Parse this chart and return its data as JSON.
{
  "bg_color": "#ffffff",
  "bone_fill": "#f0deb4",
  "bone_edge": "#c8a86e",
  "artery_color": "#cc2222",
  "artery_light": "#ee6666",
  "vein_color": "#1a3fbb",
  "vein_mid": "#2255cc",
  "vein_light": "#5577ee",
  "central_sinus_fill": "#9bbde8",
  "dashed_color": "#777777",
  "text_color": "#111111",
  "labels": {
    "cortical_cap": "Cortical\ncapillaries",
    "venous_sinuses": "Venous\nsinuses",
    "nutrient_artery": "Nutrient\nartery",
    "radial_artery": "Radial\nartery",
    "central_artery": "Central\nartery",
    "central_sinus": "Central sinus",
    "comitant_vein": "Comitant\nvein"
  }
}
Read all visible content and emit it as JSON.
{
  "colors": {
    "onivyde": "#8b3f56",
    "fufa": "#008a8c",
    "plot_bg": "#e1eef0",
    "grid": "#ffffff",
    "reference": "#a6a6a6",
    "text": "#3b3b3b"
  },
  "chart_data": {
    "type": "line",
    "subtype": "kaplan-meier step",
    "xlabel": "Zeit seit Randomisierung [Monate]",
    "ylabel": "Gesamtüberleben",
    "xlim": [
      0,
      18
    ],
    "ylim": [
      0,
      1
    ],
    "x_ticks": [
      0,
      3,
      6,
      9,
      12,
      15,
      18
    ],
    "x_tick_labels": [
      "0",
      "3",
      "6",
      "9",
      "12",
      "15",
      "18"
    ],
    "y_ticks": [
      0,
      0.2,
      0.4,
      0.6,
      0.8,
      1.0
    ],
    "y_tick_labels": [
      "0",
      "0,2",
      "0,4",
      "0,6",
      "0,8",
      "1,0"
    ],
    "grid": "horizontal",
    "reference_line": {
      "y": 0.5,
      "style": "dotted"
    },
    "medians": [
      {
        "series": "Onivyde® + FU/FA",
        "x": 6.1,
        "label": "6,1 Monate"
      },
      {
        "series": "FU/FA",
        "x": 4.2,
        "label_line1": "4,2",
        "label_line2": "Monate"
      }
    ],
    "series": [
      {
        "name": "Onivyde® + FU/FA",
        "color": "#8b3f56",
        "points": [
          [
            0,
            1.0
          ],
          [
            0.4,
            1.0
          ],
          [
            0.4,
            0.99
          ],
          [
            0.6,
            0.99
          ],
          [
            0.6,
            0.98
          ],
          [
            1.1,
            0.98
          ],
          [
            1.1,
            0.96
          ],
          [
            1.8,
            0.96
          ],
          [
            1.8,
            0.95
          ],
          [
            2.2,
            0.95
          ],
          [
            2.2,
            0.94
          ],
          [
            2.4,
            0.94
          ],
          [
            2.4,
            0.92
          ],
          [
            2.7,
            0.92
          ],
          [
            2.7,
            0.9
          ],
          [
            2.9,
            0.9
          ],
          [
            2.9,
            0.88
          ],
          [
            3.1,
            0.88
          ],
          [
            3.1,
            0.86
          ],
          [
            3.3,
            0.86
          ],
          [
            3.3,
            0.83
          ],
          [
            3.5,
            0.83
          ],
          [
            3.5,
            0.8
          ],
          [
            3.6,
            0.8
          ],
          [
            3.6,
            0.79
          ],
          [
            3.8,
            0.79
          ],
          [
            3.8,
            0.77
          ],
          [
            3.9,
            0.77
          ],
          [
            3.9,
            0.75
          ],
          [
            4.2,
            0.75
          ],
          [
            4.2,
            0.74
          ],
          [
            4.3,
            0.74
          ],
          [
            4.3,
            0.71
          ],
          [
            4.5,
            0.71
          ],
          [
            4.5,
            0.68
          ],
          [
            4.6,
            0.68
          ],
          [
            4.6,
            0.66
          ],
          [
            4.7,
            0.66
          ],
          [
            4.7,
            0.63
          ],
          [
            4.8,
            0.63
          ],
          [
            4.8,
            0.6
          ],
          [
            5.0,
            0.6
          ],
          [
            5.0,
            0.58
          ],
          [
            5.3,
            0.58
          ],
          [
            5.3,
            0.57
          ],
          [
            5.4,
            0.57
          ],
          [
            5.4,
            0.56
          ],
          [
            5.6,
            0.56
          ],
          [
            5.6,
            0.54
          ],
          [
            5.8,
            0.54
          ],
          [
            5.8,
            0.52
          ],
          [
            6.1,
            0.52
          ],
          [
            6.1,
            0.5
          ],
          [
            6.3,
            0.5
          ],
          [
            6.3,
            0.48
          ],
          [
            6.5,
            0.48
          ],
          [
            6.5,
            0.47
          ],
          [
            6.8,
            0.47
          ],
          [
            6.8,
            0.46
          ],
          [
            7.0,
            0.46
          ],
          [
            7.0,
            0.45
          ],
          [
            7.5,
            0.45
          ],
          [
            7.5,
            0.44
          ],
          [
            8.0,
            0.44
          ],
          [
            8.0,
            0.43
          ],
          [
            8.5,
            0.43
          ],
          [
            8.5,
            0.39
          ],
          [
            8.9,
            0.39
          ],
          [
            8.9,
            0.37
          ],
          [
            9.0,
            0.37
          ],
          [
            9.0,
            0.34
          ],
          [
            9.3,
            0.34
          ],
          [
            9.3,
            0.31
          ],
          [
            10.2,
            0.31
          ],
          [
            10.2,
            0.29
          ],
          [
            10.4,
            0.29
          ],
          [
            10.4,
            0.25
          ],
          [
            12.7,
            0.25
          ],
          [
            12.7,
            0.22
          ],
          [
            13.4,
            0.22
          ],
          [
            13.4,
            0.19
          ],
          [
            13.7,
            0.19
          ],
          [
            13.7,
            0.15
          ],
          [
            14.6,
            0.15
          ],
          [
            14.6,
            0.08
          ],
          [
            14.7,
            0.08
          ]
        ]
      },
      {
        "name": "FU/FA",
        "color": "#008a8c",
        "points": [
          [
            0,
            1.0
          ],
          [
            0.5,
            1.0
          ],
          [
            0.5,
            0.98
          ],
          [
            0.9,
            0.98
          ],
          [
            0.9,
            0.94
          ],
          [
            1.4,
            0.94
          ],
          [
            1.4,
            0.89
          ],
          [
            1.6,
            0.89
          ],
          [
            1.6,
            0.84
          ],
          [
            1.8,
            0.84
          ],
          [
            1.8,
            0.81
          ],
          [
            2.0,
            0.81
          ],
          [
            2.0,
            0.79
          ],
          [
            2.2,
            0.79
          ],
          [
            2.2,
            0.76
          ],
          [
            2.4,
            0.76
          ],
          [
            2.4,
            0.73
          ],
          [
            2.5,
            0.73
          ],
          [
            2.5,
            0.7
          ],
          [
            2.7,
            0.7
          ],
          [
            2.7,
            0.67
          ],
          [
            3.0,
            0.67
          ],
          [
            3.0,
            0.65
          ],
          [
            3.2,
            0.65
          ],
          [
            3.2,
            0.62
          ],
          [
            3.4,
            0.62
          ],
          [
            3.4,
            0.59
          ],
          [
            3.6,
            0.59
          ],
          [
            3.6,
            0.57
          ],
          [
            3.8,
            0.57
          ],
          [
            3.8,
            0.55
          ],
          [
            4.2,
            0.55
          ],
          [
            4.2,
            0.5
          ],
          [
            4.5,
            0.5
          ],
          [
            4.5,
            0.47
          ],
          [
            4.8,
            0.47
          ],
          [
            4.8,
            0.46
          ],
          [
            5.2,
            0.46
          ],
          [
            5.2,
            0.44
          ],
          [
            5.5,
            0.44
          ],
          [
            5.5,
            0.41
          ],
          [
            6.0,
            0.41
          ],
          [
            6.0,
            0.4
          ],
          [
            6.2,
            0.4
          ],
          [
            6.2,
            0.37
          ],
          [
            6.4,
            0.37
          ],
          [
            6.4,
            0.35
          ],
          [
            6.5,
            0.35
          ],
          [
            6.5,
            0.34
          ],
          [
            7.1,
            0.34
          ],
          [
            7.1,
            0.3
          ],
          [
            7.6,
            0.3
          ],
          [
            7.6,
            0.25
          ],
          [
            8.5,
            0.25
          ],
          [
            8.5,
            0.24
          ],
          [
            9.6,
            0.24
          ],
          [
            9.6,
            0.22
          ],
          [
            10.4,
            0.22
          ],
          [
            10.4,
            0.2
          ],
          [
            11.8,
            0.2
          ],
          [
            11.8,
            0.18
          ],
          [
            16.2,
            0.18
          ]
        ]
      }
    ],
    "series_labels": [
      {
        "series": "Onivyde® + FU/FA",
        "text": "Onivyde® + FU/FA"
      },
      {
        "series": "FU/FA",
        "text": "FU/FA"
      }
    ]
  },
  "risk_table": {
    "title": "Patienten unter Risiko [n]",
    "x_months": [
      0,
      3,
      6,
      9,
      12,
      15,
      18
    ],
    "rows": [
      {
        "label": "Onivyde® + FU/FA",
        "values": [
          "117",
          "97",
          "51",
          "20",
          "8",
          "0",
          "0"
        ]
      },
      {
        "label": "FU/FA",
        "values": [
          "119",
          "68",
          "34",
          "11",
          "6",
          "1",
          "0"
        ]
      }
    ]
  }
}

● **GOAL**: Using the records above, copy every line that has the word "JSON" in it.

● **RESULT**:
Parse this chart and return its data as JSON.
Read all visible content and emit it as JSON.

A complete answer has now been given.